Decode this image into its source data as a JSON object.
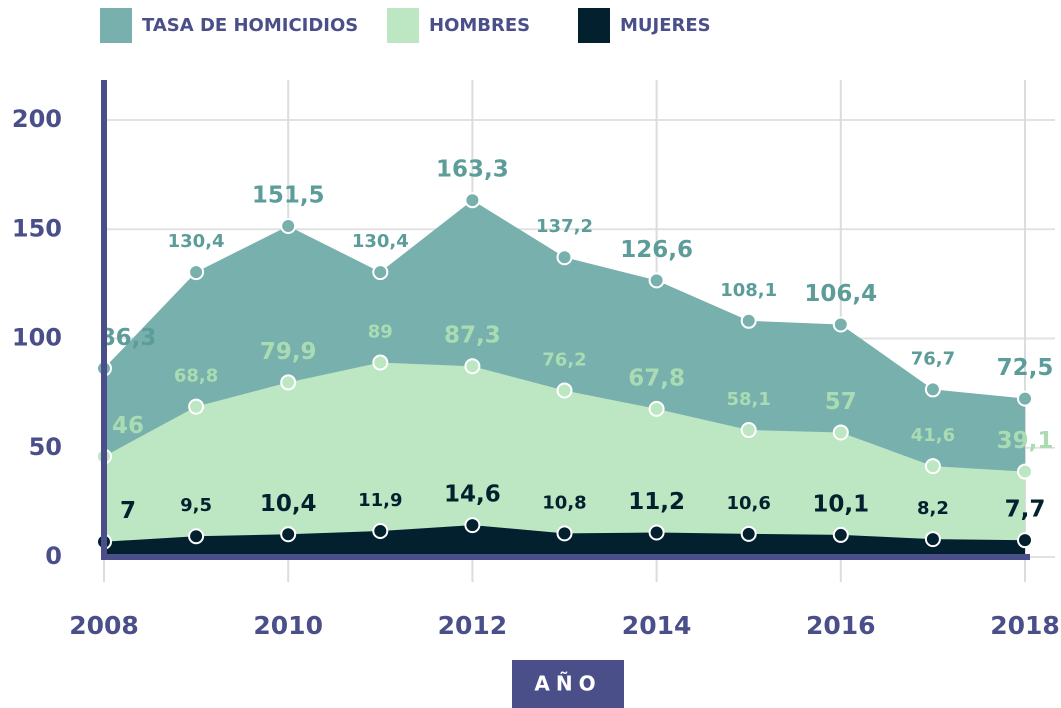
{
  "chart_data": {
    "type": "area",
    "x": [
      2008,
      2009,
      2010,
      2011,
      2012,
      2013,
      2014,
      2015,
      2016,
      2017,
      2018
    ],
    "xlim": [
      2008,
      2018
    ],
    "xticks": [
      2008,
      2010,
      2012,
      2014,
      2016,
      2018
    ],
    "ylim": [
      0,
      200
    ],
    "yticks": [
      0,
      50,
      100,
      150,
      200
    ],
    "grid": true,
    "x_label": "AÑO",
    "series": [
      {
        "name": "TASA DE HOMICIDIOS",
        "color": "#78b0ae",
        "values": [
          86.3,
          130.4,
          151.5,
          130.4,
          163.3,
          137.2,
          126.6,
          108.1,
          106.4,
          76.7,
          72.5
        ],
        "value_labels": [
          "86,3",
          "130,4",
          "151,5",
          "130,4",
          "163,3",
          "137,2",
          "126,6",
          "108,1",
          "106,4",
          "76,7",
          "72,5"
        ]
      },
      {
        "name": "HOMBRES",
        "color": "#bde6c3",
        "values": [
          46,
          68.8,
          79.9,
          89,
          87.3,
          76.2,
          67.8,
          58.1,
          57,
          41.6,
          39.1
        ],
        "value_labels": [
          "46",
          "68,8",
          "79,9",
          "89",
          "87,3",
          "76,2",
          "67,8",
          "58,1",
          "57",
          "41,6",
          "39,1"
        ]
      },
      {
        "name": "MUJERES",
        "color": "#02202e",
        "values": [
          7,
          9.5,
          10.4,
          11.9,
          14.6,
          10.8,
          11.2,
          10.6,
          10.1,
          8.2,
          7.7
        ],
        "value_labels": [
          "7",
          "9,5",
          "10,4",
          "11,9",
          "14,6",
          "10,8",
          "11,2",
          "10,6",
          "10,1",
          "8,2",
          "7,7"
        ]
      }
    ]
  }
}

■ ■ ■ ■

● **Exercise task**: Return each line of the data, keeping its wording exact and omitting pictures.

● **Output of the task**:
Decode this image into its source data as a JSON object.
{
  "chart_data": {
    "type": "area",
    "x": [
      2008,
      2009,
      2010,
      2011,
      2012,
      2013,
      2014,
      2015,
      2016,
      2017,
      2018
    ],
    "xlim": [
      2008,
      2018
    ],
    "xticks": [
      2008,
      2010,
      2012,
      2014,
      2016,
      2018
    ],
    "ylim": [
      0,
      200
    ],
    "yticks": [
      0,
      50,
      100,
      150,
      200
    ],
    "grid": true,
    "x_label": "AÑO",
    "series": [
      {
        "name": "TASA DE HOMICIDIOS",
        "color": "#78b0ae",
        "values": [
          86.3,
          130.4,
          151.5,
          130.4,
          163.3,
          137.2,
          126.6,
          108.1,
          106.4,
          76.7,
          72.5
        ],
        "value_labels": [
          "86,3",
          "130,4",
          "151,5",
          "130,4",
          "163,3",
          "137,2",
          "126,6",
          "108,1",
          "106,4",
          "76,7",
          "72,5"
        ]
      },
      {
        "name": "HOMBRES",
        "color": "#bde6c3",
        "values": [
          46,
          68.8,
          79.9,
          89,
          87.3,
          76.2,
          67.8,
          58.1,
          57,
          41.6,
          39.1
        ],
        "value_labels": [
          "46",
          "68,8",
          "79,9",
          "89",
          "87,3",
          "76,2",
          "67,8",
          "58,1",
          "57",
          "41,6",
          "39,1"
        ]
      },
      {
        "name": "MUJERES",
        "color": "#02202e",
        "values": [
          7,
          9.5,
          10.4,
          11.9,
          14.6,
          10.8,
          11.2,
          10.6,
          10.1,
          8.2,
          7.7
        ],
        "value_labels": [
          "7",
          "9,5",
          "10,4",
          "11,9",
          "14,6",
          "10,8",
          "11,2",
          "10,6",
          "10,1",
          "8,2",
          "7,7"
        ]
      }
    ]
  }
}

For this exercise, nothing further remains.